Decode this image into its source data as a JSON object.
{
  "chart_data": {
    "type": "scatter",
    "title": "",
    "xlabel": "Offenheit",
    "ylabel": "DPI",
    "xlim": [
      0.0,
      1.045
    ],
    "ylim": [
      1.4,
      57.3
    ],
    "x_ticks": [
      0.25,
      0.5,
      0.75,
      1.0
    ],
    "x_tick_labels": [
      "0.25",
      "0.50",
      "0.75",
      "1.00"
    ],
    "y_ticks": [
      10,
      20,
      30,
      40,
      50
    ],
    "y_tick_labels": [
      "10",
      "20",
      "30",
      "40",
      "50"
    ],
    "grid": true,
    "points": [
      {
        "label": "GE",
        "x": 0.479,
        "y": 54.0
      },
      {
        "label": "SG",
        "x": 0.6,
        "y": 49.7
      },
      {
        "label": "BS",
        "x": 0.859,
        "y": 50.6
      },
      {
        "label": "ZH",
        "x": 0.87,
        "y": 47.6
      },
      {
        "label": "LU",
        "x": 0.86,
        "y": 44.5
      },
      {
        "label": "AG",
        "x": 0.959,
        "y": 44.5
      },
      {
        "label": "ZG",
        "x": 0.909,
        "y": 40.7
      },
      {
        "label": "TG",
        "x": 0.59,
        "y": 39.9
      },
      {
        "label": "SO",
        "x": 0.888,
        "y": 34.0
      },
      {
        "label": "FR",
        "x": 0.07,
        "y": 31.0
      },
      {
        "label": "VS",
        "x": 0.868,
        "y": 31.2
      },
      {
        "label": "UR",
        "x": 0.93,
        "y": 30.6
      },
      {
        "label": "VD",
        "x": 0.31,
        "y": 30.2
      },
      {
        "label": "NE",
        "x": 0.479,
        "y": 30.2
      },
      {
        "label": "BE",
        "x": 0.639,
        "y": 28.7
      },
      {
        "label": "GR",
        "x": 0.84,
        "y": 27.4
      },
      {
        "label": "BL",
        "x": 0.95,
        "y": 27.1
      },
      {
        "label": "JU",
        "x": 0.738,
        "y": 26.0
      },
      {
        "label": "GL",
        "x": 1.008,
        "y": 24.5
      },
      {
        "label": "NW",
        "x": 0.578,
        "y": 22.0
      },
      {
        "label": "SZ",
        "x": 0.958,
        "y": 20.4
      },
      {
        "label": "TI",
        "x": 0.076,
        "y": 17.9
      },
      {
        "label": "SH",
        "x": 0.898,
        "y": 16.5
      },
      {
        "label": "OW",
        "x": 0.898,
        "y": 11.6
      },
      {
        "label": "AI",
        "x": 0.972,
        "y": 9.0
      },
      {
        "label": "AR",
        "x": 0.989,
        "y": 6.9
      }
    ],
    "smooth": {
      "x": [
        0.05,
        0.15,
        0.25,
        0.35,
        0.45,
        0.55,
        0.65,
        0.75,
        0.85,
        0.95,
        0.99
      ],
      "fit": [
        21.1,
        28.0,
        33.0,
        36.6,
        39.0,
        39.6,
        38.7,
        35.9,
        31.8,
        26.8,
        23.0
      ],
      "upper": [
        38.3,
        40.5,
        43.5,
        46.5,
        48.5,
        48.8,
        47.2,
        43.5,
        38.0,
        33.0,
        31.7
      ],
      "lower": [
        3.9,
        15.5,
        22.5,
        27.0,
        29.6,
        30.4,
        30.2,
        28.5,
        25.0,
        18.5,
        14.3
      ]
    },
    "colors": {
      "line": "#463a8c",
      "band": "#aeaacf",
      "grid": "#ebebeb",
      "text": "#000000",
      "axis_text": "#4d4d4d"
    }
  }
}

→ **Challenge**
Set down the entries verbatim, leaving none out.

→ **Written solution**
Decode this image into its source data as a JSON object.
{
  "chart_data": {
    "type": "scatter",
    "title": "",
    "xlabel": "Offenheit",
    "ylabel": "DPI",
    "xlim": [
      0.0,
      1.045
    ],
    "ylim": [
      1.4,
      57.3
    ],
    "x_ticks": [
      0.25,
      0.5,
      0.75,
      1.0
    ],
    "x_tick_labels": [
      "0.25",
      "0.50",
      "0.75",
      "1.00"
    ],
    "y_ticks": [
      10,
      20,
      30,
      40,
      50
    ],
    "y_tick_labels": [
      "10",
      "20",
      "30",
      "40",
      "50"
    ],
    "grid": true,
    "points": [
      {
        "label": "GE",
        "x": 0.479,
        "y": 54.0
      },
      {
        "label": "SG",
        "x": 0.6,
        "y": 49.7
      },
      {
        "label": "BS",
        "x": 0.859,
        "y": 50.6
      },
      {
        "label": "ZH",
        "x": 0.87,
        "y": 47.6
      },
      {
        "label": "LU",
        "x": 0.86,
        "y": 44.5
      },
      {
        "label": "AG",
        "x": 0.959,
        "y": 44.5
      },
      {
        "label": "ZG",
        "x": 0.909,
        "y": 40.7
      },
      {
        "label": "TG",
        "x": 0.59,
        "y": 39.9
      },
      {
        "label": "SO",
        "x": 0.888,
        "y": 34.0
      },
      {
        "label": "FR",
        "x": 0.07,
        "y": 31.0
      },
      {
        "label": "VS",
        "x": 0.868,
        "y": 31.2
      },
      {
        "label": "UR",
        "x": 0.93,
        "y": 30.6
      },
      {
        "label": "VD",
        "x": 0.31,
        "y": 30.2
      },
      {
        "label": "NE",
        "x": 0.479,
        "y": 30.2
      },
      {
        "label": "BE",
        "x": 0.639,
        "y": 28.7
      },
      {
        "label": "GR",
        "x": 0.84,
        "y": 27.4
      },
      {
        "label": "BL",
        "x": 0.95,
        "y": 27.1
      },
      {
        "label": "JU",
        "x": 0.738,
        "y": 26.0
      },
      {
        "label": "GL",
        "x": 1.008,
        "y": 24.5
      },
      {
        "label": "NW",
        "x": 0.578,
        "y": 22.0
      },
      {
        "label": "SZ",
        "x": 0.958,
        "y": 20.4
      },
      {
        "label": "TI",
        "x": 0.076,
        "y": 17.9
      },
      {
        "label": "SH",
        "x": 0.898,
        "y": 16.5
      },
      {
        "label": "OW",
        "x": 0.898,
        "y": 11.6
      },
      {
        "label": "AI",
        "x": 0.972,
        "y": 9.0
      },
      {
        "label": "AR",
        "x": 0.989,
        "y": 6.9
      }
    ],
    "smooth": {
      "x": [
        0.05,
        0.15,
        0.25,
        0.35,
        0.45,
        0.55,
        0.65,
        0.75,
        0.85,
        0.95,
        0.99
      ],
      "fit": [
        21.1,
        28.0,
        33.0,
        36.6,
        39.0,
        39.6,
        38.7,
        35.9,
        31.8,
        26.8,
        23.0
      ],
      "upper": [
        38.3,
        40.5,
        43.5,
        46.5,
        48.5,
        48.8,
        47.2,
        43.5,
        38.0,
        33.0,
        31.7
      ],
      "lower": [
        3.9,
        15.5,
        22.5,
        27.0,
        29.6,
        30.4,
        30.2,
        28.5,
        25.0,
        18.5,
        14.3
      ]
    },
    "colors": {
      "line": "#463a8c",
      "band": "#aeaacf",
      "grid": "#ebebeb",
      "text": "#000000",
      "axis_text": "#4d4d4d"
    }
  }
}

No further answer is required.